## Begin Material for this task
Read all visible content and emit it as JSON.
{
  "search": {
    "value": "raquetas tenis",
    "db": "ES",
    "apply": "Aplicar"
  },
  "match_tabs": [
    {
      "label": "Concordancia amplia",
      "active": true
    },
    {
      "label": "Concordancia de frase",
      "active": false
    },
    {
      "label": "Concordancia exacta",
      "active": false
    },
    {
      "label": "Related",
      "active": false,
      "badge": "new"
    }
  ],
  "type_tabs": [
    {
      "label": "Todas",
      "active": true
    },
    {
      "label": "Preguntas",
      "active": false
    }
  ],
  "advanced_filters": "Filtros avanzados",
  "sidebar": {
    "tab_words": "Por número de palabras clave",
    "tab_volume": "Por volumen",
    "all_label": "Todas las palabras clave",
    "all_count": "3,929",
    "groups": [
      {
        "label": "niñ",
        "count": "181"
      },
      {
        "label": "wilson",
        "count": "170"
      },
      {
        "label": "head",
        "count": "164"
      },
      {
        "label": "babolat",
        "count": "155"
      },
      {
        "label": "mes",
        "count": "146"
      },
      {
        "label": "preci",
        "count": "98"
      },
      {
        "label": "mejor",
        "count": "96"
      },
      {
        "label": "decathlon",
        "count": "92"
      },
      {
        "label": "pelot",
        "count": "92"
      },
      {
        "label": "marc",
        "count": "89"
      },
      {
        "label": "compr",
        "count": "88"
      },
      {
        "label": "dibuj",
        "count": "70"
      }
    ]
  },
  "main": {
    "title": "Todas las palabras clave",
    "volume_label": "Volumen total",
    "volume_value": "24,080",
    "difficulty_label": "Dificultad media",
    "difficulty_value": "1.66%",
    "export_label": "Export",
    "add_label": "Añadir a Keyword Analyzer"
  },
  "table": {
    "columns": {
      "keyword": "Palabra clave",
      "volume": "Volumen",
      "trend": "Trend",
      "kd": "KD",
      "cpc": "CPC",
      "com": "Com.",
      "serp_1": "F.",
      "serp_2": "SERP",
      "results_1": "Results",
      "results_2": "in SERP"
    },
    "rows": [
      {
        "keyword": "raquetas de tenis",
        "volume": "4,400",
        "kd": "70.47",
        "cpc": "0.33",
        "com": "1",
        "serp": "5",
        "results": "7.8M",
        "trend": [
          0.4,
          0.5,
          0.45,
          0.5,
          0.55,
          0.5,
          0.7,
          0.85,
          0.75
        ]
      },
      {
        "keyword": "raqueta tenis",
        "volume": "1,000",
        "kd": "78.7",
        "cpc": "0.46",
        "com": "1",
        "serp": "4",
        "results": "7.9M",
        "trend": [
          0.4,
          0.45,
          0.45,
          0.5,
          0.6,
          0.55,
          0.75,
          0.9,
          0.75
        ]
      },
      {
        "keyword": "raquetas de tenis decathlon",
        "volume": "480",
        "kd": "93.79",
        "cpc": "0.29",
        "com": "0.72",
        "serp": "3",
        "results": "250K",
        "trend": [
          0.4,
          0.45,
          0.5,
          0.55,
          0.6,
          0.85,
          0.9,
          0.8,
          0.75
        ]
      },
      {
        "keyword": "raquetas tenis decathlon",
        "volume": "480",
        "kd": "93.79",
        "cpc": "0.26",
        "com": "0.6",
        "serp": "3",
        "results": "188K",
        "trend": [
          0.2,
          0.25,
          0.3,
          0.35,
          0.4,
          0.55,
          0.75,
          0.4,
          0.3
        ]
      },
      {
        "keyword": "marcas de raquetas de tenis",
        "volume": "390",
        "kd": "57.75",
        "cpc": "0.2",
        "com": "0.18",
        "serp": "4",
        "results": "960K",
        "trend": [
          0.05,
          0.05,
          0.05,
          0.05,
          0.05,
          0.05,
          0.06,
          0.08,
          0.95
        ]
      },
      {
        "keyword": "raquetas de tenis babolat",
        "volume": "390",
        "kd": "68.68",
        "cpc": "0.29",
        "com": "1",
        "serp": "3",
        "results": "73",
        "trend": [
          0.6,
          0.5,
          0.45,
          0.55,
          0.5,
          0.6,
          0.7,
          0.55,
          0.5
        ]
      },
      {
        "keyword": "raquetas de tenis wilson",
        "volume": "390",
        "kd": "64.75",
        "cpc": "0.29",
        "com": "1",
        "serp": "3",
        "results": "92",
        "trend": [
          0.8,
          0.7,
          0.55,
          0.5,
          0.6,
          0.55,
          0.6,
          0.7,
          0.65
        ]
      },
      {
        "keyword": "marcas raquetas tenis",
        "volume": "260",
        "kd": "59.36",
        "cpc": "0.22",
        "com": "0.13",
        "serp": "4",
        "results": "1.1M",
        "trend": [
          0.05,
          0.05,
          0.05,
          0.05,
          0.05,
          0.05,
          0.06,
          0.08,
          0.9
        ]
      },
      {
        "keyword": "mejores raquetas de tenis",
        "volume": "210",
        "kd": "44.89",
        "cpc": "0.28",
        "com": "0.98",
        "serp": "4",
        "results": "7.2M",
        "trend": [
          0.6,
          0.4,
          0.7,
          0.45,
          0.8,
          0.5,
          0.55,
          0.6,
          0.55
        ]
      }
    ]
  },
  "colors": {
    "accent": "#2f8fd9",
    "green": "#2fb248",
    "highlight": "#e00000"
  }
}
## End Material for this task
Brief:
List every line above containing the word "palabras".

Reply:
    "tab_words": "Por número de palabras clave",
    "all_label": "Todas las palabras clave",
    "title": "Todas las palabras clave",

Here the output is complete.